- **WORK REQUIRED**: Keep only those lines of the records that include the string "Therefore".

◇ ◇ ◇ ◇ ◇ ◇ ◇

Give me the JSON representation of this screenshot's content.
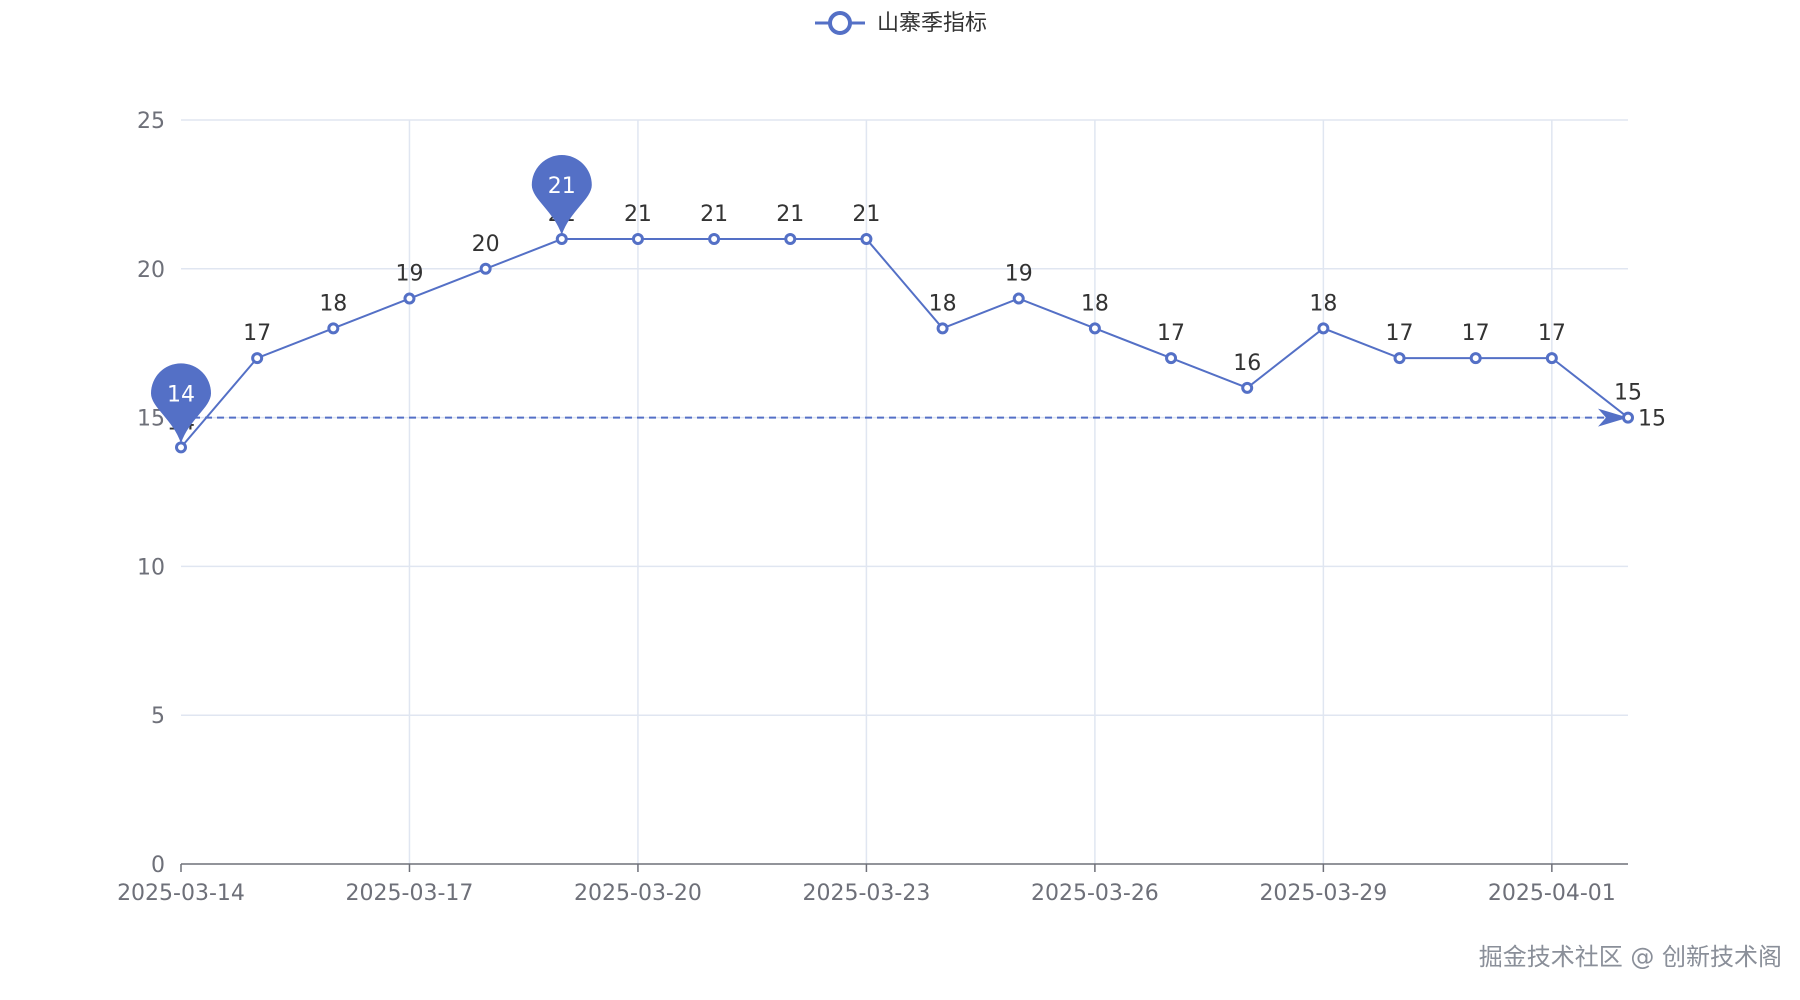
{
  "chart_data": {
    "type": "line",
    "legend": {
      "label": "山寨季指标",
      "position": "top-center"
    },
    "x": [
      "2025-03-14",
      "2025-03-15",
      "2025-03-16",
      "2025-03-17",
      "2025-03-18",
      "2025-03-19",
      "2025-03-20",
      "2025-03-21",
      "2025-03-22",
      "2025-03-23",
      "2025-03-24",
      "2025-03-25",
      "2025-03-26",
      "2025-03-27",
      "2025-03-28",
      "2025-03-29",
      "2025-03-30",
      "2025-03-31",
      "2025-04-01",
      "2025-04-02"
    ],
    "x_tick_labels": [
      "2025-03-14",
      "2025-03-17",
      "2025-03-20",
      "2025-03-23",
      "2025-03-26",
      "2025-03-29",
      "2025-04-01"
    ],
    "series": [
      {
        "name": "山寨季指标",
        "values": [
          14,
          17,
          18,
          19,
          20,
          21,
          21,
          21,
          21,
          21,
          18,
          19,
          18,
          17,
          16,
          18,
          17,
          17,
          17,
          15
        ]
      }
    ],
    "ylim": [
      0,
      25
    ],
    "y_ticks": [
      0,
      5,
      10,
      15,
      20,
      25
    ],
    "grid": true,
    "mark_points": [
      {
        "type": "min",
        "value": 14,
        "date": "2025-03-14"
      },
      {
        "type": "max",
        "value": 21,
        "date": "2025-03-19"
      }
    ],
    "mark_line": {
      "value": 15,
      "label": "15",
      "style": "dashed"
    },
    "colors": {
      "series": "#5470c6",
      "grid": "#e0e6f1",
      "axis": "#6e7079"
    }
  },
  "watermark": "掘金技术社区 @ 创新技术阁"
}
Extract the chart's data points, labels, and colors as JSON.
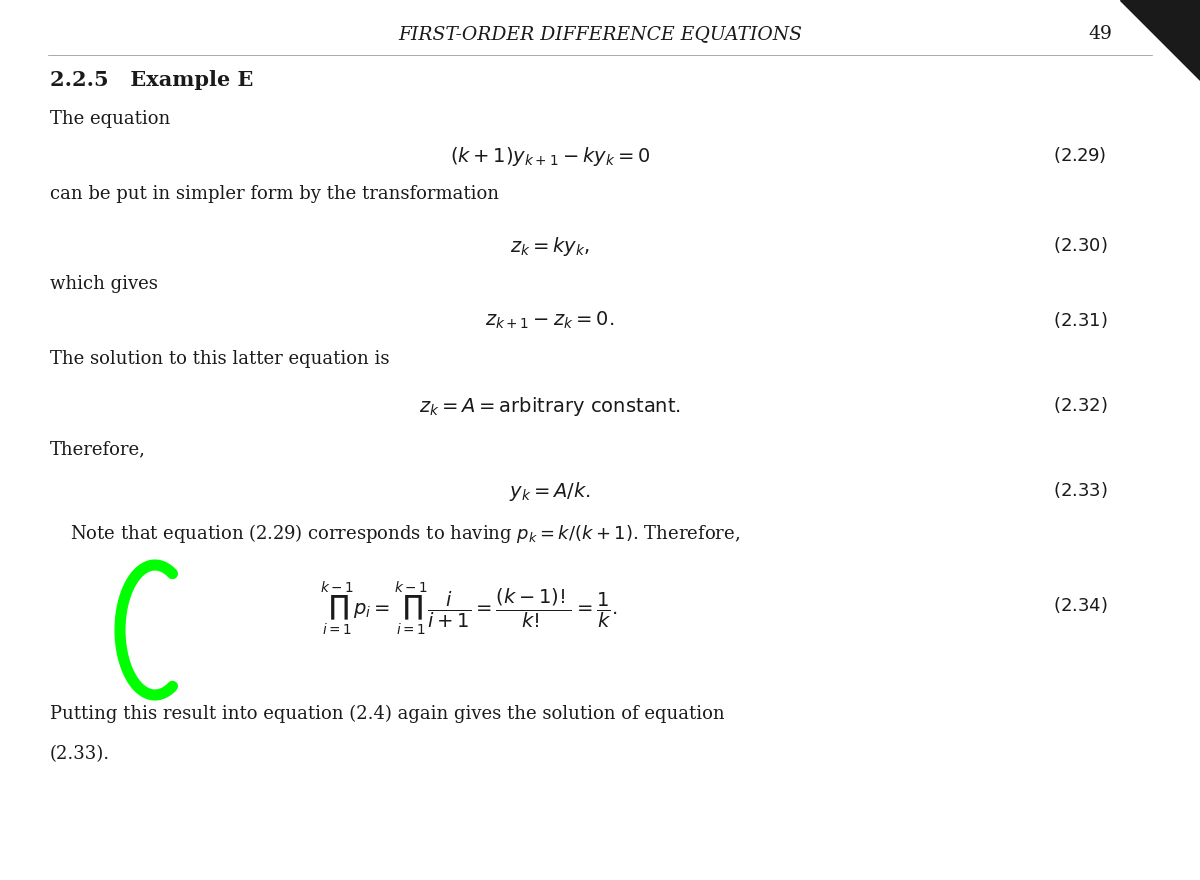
{
  "title": "FIRST-ORDER DIFFERENCE EQUATIONS",
  "page_number": "49",
  "background_color": "#ffffff",
  "text_color": "#1a1a1a",
  "section": "2.2.5   Example E",
  "line1": "The equation",
  "eq229": "(k + 1)y_{k+1} - ky_k = 0",
  "eq229_num": "(2.29)",
  "line2": "can be put in simpler form by the transformation",
  "eq230": "z_k = ky_k,",
  "eq230_num": "(2.30)",
  "line3": "which gives",
  "eq231": "z_{k+1} - z_k = 0.",
  "eq231_num": "(2.31)",
  "line4": "The solution to this latter equation is",
  "eq232": "z_k = A = \\mathrm{arbitrary\\ constant.}",
  "eq232_num": "(2.32)",
  "line5": "Therefore,",
  "eq233": "y_k = A/k.",
  "eq233_num": "(2.33)",
  "line6": "Note that equation (2.29) corresponds to having $p_k = k/(k+1)$. Therefore,",
  "eq234_num": "(2.34)",
  "line7": "Putting this result into equation (2.4) again gives the solution of equation (2.33).",
  "green_color": "#00ff00"
}
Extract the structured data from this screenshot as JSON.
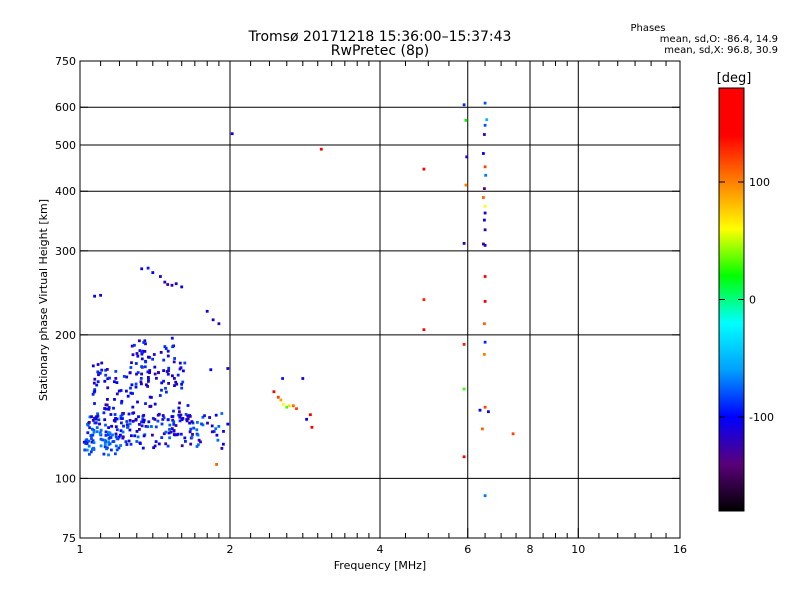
{
  "chart_data": {
    "type": "scatter",
    "title": "Tromsø 20171218 15:36:00–15:37:43",
    "subtitle": "RwPretec (8p)",
    "xlabel": "Frequency [MHz]",
    "ylabel": "Stationary phase Virtual Height [km]",
    "x_scale": "log",
    "y_scale": "log",
    "xlim": [
      1,
      16
    ],
    "ylim": [
      75,
      750
    ],
    "x_ticks": [
      "1",
      "2",
      "4",
      "6",
      "8",
      "10",
      "16"
    ],
    "x_tick_values": [
      1,
      2,
      4,
      6,
      8,
      10,
      16
    ],
    "y_ticks": [
      "75",
      "100",
      "200",
      "300",
      "400",
      "500",
      "600",
      "750"
    ],
    "y_tick_values": [
      75,
      100,
      200,
      300,
      400,
      500,
      600,
      750
    ],
    "x_grid_lines": [
      2,
      4,
      6,
      8,
      10
    ],
    "y_grid_lines": [
      100,
      200,
      300,
      400,
      500,
      600
    ],
    "x_minor_ticks": [
      1.1,
      1.2,
      1.3,
      1.4,
      1.5,
      1.6,
      1.7,
      1.8,
      1.9,
      2.2,
      2.4,
      2.6,
      2.8,
      3,
      3.2,
      3.4,
      3.6,
      3.8,
      4.5,
      5,
      5.5,
      6.5,
      7,
      7.5,
      8.5,
      9,
      9.5,
      11,
      12,
      13,
      14,
      15
    ],
    "grid": true,
    "colorbar": {
      "label": "[deg]",
      "range": [
        -180,
        180
      ],
      "ticks": [
        "100",
        "0",
        "-100"
      ],
      "tick_values": [
        100,
        0,
        -100
      ],
      "colors": [
        "#000000",
        "#5a007a",
        "#0000ff",
        "#00a0ff",
        "#00ffff",
        "#00ff00",
        "#ffff00",
        "#ff8000",
        "#ff0000",
        "#ff0000"
      ]
    },
    "stats_block": {
      "heading": "Phases",
      "line1": "mean, sd,O: -86.4, 14.9",
      "line2": "mean, sd,X:  96.8, 30.9"
    },
    "points": [
      {
        "f": 1.07,
        "h": 241,
        "p": -100
      },
      {
        "f": 1.1,
        "h": 242,
        "p": -110
      },
      {
        "f": 1.33,
        "h": 275,
        "p": -105
      },
      {
        "f": 1.37,
        "h": 276,
        "p": -95
      },
      {
        "f": 1.4,
        "h": 270,
        "p": -100
      },
      {
        "f": 1.45,
        "h": 265,
        "p": -110
      },
      {
        "f": 1.48,
        "h": 258,
        "p": -120
      },
      {
        "f": 1.5,
        "h": 255,
        "p": -125
      },
      {
        "f": 1.53,
        "h": 254,
        "p": -120
      },
      {
        "f": 1.56,
        "h": 256,
        "p": -110
      },
      {
        "f": 1.6,
        "h": 252,
        "p": -105
      },
      {
        "f": 1.8,
        "h": 224,
        "p": -110
      },
      {
        "f": 1.85,
        "h": 215,
        "p": -115
      },
      {
        "f": 1.9,
        "h": 211,
        "p": -120
      },
      {
        "f": 2.02,
        "h": 528,
        "p": -110
      },
      {
        "f": 3.05,
        "h": 490,
        "p": 140
      },
      {
        "f": 2.45,
        "h": 152,
        "p": 140
      },
      {
        "f": 2.5,
        "h": 148,
        "p": 120
      },
      {
        "f": 2.53,
        "h": 146,
        "p": 90
      },
      {
        "f": 2.56,
        "h": 143,
        "p": 60
      },
      {
        "f": 2.6,
        "h": 141,
        "p": 30
      },
      {
        "f": 2.63,
        "h": 142,
        "p": 70
      },
      {
        "f": 2.68,
        "h": 142,
        "p": 110
      },
      {
        "f": 2.72,
        "h": 140,
        "p": 120
      },
      {
        "f": 2.55,
        "h": 162,
        "p": -95
      },
      {
        "f": 2.8,
        "h": 162,
        "p": -110
      },
      {
        "f": 2.85,
        "h": 133,
        "p": -100
      },
      {
        "f": 2.9,
        "h": 136,
        "p": 140
      },
      {
        "f": 2.92,
        "h": 128,
        "p": 150
      },
      {
        "f": 1.88,
        "h": 107,
        "p": 110
      },
      {
        "f": 1.98,
        "h": 130,
        "p": -100
      },
      {
        "f": 1.98,
        "h": 170,
        "p": -110
      },
      {
        "f": 1.83,
        "h": 169,
        "p": -100
      },
      {
        "f": 4.9,
        "h": 445,
        "p": 140
      },
      {
        "f": 4.9,
        "h": 237,
        "p": 130
      },
      {
        "f": 4.9,
        "h": 205,
        "p": 155
      },
      {
        "f": 5.9,
        "h": 607,
        "p": -90
      },
      {
        "f": 5.95,
        "h": 563,
        "p": 20
      },
      {
        "f": 5.97,
        "h": 472,
        "p": -120
      },
      {
        "f": 5.95,
        "h": 412,
        "p": 100
      },
      {
        "f": 5.9,
        "h": 311,
        "p": -125
      },
      {
        "f": 5.9,
        "h": 191,
        "p": 130
      },
      {
        "f": 5.9,
        "h": 154,
        "p": 30
      },
      {
        "f": 5.9,
        "h": 111,
        "p": 165
      },
      {
        "f": 6.5,
        "h": 612,
        "p": -80
      },
      {
        "f": 6.55,
        "h": 565,
        "p": -50
      },
      {
        "f": 6.5,
        "h": 550,
        "p": -80
      },
      {
        "f": 6.48,
        "h": 526,
        "p": -125
      },
      {
        "f": 6.45,
        "h": 480,
        "p": -100
      },
      {
        "f": 6.5,
        "h": 450,
        "p": 120
      },
      {
        "f": 6.52,
        "h": 432,
        "p": -70
      },
      {
        "f": 6.48,
        "h": 405,
        "p": -140
      },
      {
        "f": 6.45,
        "h": 388,
        "p": 110
      },
      {
        "f": 6.5,
        "h": 372,
        "p": 60
      },
      {
        "f": 6.5,
        "h": 360,
        "p": -110
      },
      {
        "f": 6.48,
        "h": 348,
        "p": -100
      },
      {
        "f": 6.5,
        "h": 332,
        "p": -125
      },
      {
        "f": 6.45,
        "h": 310,
        "p": -130
      },
      {
        "f": 6.5,
        "h": 308,
        "p": -110
      },
      {
        "f": 6.5,
        "h": 265,
        "p": 150
      },
      {
        "f": 6.5,
        "h": 235,
        "p": 150
      },
      {
        "f": 6.48,
        "h": 211,
        "p": 110
      },
      {
        "f": 6.5,
        "h": 193,
        "p": -90
      },
      {
        "f": 6.48,
        "h": 182,
        "p": 100
      },
      {
        "f": 6.5,
        "h": 141,
        "p": 120
      },
      {
        "f": 6.6,
        "h": 138,
        "p": -110
      },
      {
        "f": 6.35,
        "h": 139,
        "p": -100
      },
      {
        "f": 6.42,
        "h": 127,
        "p": 110
      },
      {
        "f": 6.5,
        "h": 92,
        "p": -70
      },
      {
        "f": 7.4,
        "h": 124,
        "p": 120
      }
    ],
    "cloud_regions": [
      {
        "f_min": 1.02,
        "f_max": 1.95,
        "h_min": 115,
        "h_max": 137,
        "points": 170,
        "p_min": -130,
        "p_max": -70,
        "seed": 11
      },
      {
        "f_min": 1.05,
        "f_max": 1.65,
        "h_min": 130,
        "h_max": 175,
        "points": 150,
        "p_min": -125,
        "p_max": -80,
        "seed": 23
      },
      {
        "f_min": 1.25,
        "f_max": 1.55,
        "h_min": 165,
        "h_max": 197,
        "points": 40,
        "p_min": -120,
        "p_max": -85,
        "seed": 37
      },
      {
        "f_min": 1.02,
        "f_max": 1.22,
        "h_min": 112,
        "h_max": 125,
        "points": 45,
        "p_min": -90,
        "p_max": -65,
        "seed": 41
      }
    ]
  }
}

◇ ◇ ◇ ◇ ◇ ◇ ◇

- **RIGHT ANSWER**:
  "line5": "Therefore,",
  "line6": "Note that equation (2.29) corresponds to having $p_k = k/(k+1)$. Therefore,",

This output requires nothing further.